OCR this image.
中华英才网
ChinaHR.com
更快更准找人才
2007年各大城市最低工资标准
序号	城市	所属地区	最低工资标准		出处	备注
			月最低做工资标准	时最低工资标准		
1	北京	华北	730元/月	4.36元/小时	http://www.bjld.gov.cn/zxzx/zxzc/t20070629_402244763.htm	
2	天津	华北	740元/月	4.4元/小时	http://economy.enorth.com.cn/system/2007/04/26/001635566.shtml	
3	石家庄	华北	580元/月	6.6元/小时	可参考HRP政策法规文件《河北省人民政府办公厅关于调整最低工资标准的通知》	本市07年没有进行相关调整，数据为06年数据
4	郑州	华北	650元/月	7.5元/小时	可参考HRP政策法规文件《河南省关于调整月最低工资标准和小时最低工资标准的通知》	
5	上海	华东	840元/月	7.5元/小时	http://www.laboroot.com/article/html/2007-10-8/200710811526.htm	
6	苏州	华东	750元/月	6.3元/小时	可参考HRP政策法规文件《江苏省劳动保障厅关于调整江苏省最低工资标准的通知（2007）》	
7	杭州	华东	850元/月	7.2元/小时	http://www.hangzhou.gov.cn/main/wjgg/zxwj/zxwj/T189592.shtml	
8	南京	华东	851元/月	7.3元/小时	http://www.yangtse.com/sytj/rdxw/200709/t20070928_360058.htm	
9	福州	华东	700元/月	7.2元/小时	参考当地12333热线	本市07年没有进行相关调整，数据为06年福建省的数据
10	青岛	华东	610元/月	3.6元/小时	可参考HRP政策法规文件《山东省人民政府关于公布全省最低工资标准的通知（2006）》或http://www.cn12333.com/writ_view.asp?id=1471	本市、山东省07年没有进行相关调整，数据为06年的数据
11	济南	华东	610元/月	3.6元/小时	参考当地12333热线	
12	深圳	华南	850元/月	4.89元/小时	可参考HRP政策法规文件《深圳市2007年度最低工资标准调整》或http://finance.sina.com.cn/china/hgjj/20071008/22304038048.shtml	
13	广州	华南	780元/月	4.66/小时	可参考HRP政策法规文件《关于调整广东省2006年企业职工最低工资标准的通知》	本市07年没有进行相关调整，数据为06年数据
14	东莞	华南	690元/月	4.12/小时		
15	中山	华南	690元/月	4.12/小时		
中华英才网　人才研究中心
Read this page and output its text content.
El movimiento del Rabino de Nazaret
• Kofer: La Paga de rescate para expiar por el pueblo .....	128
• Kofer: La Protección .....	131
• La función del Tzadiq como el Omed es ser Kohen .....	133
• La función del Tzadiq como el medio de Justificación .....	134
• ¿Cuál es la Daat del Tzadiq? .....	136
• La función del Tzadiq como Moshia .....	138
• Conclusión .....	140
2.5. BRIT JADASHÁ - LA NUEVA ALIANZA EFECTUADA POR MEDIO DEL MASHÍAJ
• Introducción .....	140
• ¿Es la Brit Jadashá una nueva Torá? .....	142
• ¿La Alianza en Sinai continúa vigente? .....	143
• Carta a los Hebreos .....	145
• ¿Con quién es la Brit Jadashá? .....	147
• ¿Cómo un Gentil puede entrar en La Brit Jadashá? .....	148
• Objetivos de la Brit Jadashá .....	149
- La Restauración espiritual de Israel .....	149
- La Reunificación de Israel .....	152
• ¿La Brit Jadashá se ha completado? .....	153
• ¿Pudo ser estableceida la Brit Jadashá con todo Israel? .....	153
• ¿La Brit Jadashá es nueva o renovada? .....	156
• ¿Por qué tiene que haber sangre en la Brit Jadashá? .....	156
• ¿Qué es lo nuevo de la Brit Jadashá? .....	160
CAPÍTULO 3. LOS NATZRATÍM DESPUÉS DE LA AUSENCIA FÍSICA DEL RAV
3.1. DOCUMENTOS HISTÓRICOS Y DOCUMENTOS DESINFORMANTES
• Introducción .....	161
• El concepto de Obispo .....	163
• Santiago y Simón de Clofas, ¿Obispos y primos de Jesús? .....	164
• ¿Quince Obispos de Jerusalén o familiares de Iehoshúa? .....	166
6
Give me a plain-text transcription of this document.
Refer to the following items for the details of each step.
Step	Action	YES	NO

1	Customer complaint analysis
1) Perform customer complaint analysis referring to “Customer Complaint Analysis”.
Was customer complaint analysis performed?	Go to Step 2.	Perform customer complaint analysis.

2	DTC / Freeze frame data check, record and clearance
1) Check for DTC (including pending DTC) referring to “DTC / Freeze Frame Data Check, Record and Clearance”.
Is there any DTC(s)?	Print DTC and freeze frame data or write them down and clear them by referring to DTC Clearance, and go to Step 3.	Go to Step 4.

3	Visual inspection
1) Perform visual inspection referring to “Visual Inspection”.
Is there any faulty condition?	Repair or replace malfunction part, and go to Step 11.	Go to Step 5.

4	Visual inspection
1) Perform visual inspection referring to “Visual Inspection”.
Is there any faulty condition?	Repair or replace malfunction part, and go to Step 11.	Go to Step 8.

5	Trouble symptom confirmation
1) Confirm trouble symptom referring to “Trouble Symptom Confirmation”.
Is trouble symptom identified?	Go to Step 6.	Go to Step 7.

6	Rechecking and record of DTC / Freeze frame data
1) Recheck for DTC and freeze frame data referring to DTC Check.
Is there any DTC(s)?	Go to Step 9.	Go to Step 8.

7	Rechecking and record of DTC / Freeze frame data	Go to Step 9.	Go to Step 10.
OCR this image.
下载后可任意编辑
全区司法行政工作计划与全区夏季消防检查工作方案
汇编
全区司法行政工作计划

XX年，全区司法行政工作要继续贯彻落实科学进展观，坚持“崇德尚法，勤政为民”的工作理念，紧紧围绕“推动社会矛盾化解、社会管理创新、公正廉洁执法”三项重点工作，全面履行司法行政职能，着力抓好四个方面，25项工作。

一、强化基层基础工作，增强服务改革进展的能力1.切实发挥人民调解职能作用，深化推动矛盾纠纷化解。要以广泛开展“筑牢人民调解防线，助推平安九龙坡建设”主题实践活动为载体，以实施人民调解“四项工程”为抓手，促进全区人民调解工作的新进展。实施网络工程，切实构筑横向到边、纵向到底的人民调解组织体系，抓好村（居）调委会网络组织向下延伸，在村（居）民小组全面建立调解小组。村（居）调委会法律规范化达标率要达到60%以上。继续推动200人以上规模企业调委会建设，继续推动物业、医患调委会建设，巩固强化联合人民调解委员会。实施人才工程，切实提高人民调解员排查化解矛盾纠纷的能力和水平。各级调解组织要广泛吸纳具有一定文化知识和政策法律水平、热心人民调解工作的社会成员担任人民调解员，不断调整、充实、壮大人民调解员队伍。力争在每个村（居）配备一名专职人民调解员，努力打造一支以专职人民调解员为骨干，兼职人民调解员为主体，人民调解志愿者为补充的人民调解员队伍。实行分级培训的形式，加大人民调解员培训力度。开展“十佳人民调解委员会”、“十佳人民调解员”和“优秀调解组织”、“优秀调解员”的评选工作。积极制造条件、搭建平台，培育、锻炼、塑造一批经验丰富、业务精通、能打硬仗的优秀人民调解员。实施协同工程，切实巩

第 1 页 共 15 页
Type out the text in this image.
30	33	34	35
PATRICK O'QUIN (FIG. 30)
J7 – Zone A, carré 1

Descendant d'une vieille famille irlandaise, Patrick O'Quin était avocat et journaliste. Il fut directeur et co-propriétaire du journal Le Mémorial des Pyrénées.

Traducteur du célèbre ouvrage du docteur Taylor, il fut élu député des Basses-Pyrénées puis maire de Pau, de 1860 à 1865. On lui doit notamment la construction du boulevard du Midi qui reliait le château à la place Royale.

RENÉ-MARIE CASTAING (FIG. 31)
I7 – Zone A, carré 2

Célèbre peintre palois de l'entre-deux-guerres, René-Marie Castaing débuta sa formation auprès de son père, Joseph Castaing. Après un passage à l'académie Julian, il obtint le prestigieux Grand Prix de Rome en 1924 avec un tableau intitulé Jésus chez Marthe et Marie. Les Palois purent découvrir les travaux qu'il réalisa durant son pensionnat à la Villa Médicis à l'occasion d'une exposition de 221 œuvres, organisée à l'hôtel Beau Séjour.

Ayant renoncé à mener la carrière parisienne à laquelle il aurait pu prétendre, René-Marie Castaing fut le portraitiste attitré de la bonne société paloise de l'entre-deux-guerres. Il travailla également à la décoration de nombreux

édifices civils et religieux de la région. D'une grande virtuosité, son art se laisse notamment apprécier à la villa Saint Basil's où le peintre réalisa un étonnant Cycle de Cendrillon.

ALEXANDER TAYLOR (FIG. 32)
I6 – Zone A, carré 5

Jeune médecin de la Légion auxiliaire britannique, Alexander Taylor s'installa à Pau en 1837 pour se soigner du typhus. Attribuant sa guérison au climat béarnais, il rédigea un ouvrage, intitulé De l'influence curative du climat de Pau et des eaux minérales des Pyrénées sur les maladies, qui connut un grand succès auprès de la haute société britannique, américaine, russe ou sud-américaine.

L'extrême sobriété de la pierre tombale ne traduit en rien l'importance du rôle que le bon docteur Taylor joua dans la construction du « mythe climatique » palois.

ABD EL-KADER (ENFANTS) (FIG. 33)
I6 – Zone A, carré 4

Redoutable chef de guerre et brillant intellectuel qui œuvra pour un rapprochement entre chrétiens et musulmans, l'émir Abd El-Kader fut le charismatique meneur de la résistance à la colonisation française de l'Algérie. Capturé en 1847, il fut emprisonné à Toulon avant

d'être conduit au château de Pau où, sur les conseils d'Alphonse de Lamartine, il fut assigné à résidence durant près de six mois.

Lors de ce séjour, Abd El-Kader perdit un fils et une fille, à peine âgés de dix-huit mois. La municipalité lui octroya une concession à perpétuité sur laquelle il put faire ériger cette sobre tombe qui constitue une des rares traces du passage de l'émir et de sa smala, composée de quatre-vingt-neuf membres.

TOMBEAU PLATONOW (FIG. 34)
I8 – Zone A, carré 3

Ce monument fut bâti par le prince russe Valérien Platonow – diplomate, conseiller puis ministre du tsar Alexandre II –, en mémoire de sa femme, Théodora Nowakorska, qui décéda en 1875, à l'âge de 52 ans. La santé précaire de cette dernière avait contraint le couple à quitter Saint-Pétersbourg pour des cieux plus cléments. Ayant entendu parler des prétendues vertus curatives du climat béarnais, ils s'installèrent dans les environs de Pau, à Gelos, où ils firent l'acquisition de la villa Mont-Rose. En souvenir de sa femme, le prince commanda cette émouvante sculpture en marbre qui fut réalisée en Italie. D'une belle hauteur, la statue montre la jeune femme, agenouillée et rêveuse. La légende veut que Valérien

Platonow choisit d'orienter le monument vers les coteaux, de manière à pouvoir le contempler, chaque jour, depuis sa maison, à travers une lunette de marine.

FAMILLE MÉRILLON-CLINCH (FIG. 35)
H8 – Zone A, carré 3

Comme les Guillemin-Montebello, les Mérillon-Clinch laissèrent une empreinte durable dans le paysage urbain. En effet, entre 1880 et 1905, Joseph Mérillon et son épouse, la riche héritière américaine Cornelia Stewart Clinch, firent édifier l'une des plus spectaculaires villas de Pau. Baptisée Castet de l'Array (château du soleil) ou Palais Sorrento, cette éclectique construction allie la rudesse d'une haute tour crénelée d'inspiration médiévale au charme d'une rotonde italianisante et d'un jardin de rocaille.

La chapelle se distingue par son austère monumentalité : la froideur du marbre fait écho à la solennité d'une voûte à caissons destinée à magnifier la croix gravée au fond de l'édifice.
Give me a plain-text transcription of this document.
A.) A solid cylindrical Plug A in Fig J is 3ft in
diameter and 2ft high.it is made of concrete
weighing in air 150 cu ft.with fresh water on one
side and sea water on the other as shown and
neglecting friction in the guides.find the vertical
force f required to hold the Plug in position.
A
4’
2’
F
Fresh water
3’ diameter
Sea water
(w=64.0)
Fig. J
+ + + +
• Challenge
Find the string "Kofer" in the listing and return every line that holds it.

• Task answer
• Kofer: La Paga de rescate para expiar por el pueblo .....	128
• Kofer: La Protección .....	131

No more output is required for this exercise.